_Work instructions_
1 - Please update the passage about door-to-door ministry by restating everything from "I hated Saturday" down to "my anxiety decreasing.", with "Saturday mornings" changed to "Sunday mornings".
2 - Answer these questions from the passage about door-to-door ministry:
(a) How old was the boy the narrator was paired with?
(b) What did the woman sternly tell the boy?
(c) What time of the week did the narrator hate?

Especially in the old money neighborhoods, people could be quite vicious. I remember I was paired with a little boy, he was only 3 or 4. Bless him, he insisted that it was his turn and me being the pushover I am, let him speak. So the woman came to the door and the boy tried to offer her a track. She got down on her knees, looked at him straight in the eye and said sternly, "You are being lied to!" When the boy shook his head and said, "No…" Her face got very steely and she slammed the door. Well, the boy just balled and balled and I did my best to console him at the end of the driveway. After he calmed down, he wanted to go talk to her again. He had such an innocent heart.
I really don't care what religion or non-religion a person is, or how much you may dislike a group, you just don't do that to a child…or an adult for that matter. That is definitely not the way to win hearts and minds.
I hated Saturday mornings and as the day approached, the feeling of dread and depression would build and build. Friday nights, I really couldn't do much, because I couldn't enjoy it. I had to prepare my heart for the next morning. The best part of the week was after service, because it was the longest part of the week before I had to knock on another door. I often wished there was an 'alternative service' that I could do in support of the ministry, something that didn't involve me having to convince people a long list of beliefs. I wanted to leave that to people more gifted in it than I. No matter how many years passed, I was no getting better at it, nor was my anxiety decreasing.

_Records from a data collection_
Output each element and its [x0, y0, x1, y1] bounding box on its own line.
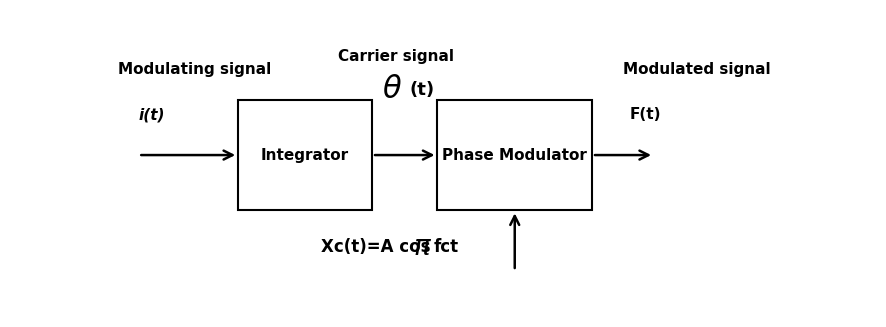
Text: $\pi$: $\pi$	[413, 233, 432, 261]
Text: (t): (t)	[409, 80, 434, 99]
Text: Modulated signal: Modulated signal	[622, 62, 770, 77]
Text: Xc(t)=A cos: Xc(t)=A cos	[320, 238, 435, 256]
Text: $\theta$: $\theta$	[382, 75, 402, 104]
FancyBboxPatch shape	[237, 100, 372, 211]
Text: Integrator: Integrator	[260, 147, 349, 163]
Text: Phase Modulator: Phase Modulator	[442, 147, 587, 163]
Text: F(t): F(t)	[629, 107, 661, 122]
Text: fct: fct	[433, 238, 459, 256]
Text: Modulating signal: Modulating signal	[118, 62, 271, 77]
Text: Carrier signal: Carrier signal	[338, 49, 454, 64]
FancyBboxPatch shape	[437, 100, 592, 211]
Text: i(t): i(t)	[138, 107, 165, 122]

==

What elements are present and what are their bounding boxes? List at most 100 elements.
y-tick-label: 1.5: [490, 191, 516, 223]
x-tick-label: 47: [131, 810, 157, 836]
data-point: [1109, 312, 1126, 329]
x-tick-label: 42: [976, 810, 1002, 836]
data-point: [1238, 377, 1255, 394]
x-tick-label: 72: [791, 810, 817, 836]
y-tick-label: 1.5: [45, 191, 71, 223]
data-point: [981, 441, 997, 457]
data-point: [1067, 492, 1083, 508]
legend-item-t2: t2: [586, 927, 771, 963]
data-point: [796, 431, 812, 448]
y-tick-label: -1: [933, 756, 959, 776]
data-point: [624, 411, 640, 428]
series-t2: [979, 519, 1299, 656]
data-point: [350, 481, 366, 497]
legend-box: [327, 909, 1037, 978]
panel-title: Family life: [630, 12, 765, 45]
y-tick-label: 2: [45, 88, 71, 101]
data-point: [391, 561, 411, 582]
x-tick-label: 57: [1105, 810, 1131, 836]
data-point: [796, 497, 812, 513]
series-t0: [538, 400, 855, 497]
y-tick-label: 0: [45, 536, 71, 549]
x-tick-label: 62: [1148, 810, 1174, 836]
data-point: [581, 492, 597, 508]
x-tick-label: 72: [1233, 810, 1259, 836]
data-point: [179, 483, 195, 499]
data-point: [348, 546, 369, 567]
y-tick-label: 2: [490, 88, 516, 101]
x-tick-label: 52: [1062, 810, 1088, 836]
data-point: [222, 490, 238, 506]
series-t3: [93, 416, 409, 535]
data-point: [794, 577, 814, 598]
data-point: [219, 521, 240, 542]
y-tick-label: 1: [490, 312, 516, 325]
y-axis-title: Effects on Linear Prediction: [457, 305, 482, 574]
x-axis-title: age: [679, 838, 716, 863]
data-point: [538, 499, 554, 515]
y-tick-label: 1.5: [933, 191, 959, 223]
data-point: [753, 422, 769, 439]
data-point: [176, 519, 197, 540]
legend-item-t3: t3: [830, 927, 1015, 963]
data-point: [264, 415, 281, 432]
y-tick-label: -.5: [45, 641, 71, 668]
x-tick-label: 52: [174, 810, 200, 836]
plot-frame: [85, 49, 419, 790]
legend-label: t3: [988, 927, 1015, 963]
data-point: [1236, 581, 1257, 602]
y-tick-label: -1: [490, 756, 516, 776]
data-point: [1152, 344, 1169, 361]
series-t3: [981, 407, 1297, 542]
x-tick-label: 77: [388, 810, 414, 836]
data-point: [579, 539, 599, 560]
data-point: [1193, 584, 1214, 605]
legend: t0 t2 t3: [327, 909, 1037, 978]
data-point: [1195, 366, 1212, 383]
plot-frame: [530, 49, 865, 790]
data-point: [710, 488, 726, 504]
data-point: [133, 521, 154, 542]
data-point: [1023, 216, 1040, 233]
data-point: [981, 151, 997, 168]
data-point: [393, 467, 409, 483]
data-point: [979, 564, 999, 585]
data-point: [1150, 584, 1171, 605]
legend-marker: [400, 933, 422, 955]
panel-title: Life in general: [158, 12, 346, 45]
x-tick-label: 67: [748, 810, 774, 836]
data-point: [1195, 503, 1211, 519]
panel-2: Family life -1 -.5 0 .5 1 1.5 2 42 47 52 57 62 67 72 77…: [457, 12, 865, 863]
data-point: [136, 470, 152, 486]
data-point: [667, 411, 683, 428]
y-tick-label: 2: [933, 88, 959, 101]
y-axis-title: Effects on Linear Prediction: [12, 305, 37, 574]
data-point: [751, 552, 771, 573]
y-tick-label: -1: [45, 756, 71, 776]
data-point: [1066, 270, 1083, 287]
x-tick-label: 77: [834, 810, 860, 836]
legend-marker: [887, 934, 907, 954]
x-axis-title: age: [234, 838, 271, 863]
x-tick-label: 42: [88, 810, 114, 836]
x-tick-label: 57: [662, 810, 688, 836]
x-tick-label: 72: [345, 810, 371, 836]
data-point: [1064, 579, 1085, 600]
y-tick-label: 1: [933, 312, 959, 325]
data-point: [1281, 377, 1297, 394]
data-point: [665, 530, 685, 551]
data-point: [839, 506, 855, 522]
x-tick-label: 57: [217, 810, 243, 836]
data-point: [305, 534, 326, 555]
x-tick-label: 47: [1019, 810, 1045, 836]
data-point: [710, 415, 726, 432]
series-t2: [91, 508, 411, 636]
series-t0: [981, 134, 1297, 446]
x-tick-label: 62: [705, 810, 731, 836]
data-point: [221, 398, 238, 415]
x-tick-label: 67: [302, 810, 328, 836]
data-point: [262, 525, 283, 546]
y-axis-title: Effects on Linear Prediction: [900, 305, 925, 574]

_Per-task outputs_
1 -
I hated Sunday mornings and as the day approached, the feeling of dread and depression would build and build. Friday nights, I really couldn't do much, because I couldn't enjoy it. I had to prepare my heart for the next morning. The best part of the week was after service, because it was the longest part of the week before I had to knock on another door. I often wished there was an 'alternative service' that I could do in support of the ministry, something that didn't involve me having to convince people a long list of beliefs. I wanted to leave that to people more gifted in it than I. No matter how many years passed, I was no getting better at it, nor was my anxiety decreasing.

2 -
(a) He was only 3 or 4.
(b) "You are being lied to!"
(c) Saturday mornings.